• [Excerpt]:
-------
Question

Write an equation of the perpendicular bisector of the segment with the given endpoints.

( E and F are two different questions )
E. A(-2,8) B(-4,-6)

F. X(5,17) Y(7,3)​

Answer 1

Explanation:

E. To find the equation of the perpendicular bisector of the segment with endpoints A(-2,8) and B(-4,-6), we need to follow these steps:

Find the midpoint of the segment AB using the midpoint formula:

Midpoint = [ (x1 + x2)/2 , (y1 + y2)/2 ]

Midpoint = [ (-2 - 4)/2 , (8 - 6)/2 ]

Midpoint = [ -3 , 1 ]

Therefore, the midpoint of AB is (-3, 1).

Find the slope of the line passing through the points A and B using the slope formula:

Slope = (y2 - y1) / (x2 - x1)

Slope = (-6 - 8) / (-4 - (-2))

Slope = (-14) / (-2)

Slope = 7

Since we need the slope of the perpendicular bisector, we can use the fact that the product of the slopes of two perpendicular lines is -1. Therefore, the slope of the perpendicular bisector is the negative reciprocal of the slope of AB:

Slope of perpendicular bisector = -1/7

Finally, we can use the point-slope form of a line to write the equation of the perpendicular bisector with slope -1/7 and passing through the midpoint (-3, 1):

y - y1 = m(x - x1)

where m is the slope and (x1, y1) is a point on the line.

Substituting m = -1/7 and (x1, y1) = (-3, 1), we get:

y - 1 = (-1/7)(x - (-3))

Simplifying, we get:

y - 1 = (-1/7)x - 3/7

y = (-1/7)x - 3/7 + 1

y = (-1/7)x + 4/7

Therefore, the equation of the perpendicular bisector of the segment with endpoints A(-2,8) and B(-4,-6) is y = (-1/7)x + 4/7

F. To find the perpendicular bisector of segment XY, we first need to find the midpoint of the segment. Using the midpoint formula, we get:

Midpoint = ( (x1+x2)/2 , (y1+y2)/2 )
-------
• [Data extract]:
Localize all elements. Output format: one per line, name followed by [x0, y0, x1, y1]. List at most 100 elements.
-------
• [Actions to take]:
A - Translate this sentence from the perpendicular bisector solution into French: "Therefore, the midpoint of AB is (-3, 1)."
B - Go on with the perpendicular bisector solution, picking up right after its last line.
The listing is not needed here.

• [Results of the tasks]:
A - Par conséquent, le milieu de AB est (-3, 1).

B -
Midpoint = ( (5+7)/2 , (17+3)/2 )

Midpoint = ( 6 , 10 )

So the midpoint of segment XY is (6,10). Now we need to find the slope of segment XY. Using the slope formula, we get:

Slope of XY = (y2 - y1) / (x2 - x1)

Slope of XY = (3 - 17) / (7 - 5)

Slope of XY = -7

The perpendicular bisector of XY will have a slope of the negative reciprocal of the slope of XY. So the slope of the perpendicular bisector is:

Slope of perpendicular bisector = 1/7

Now we can use the point-slope form of a line to find the equation of the perpendicular bisector. Using the midpoint (6,10) and the slope 1/7, we get:

y - y1 = m(x - x1)

y - 10 = (1/7)(x - 6)

y - 10 = (1/7)x - 6/7

y = (1/7)x + 64/7

So the equation of the perpendicular bisector of segment XY is y = (1/7)x + 64/7.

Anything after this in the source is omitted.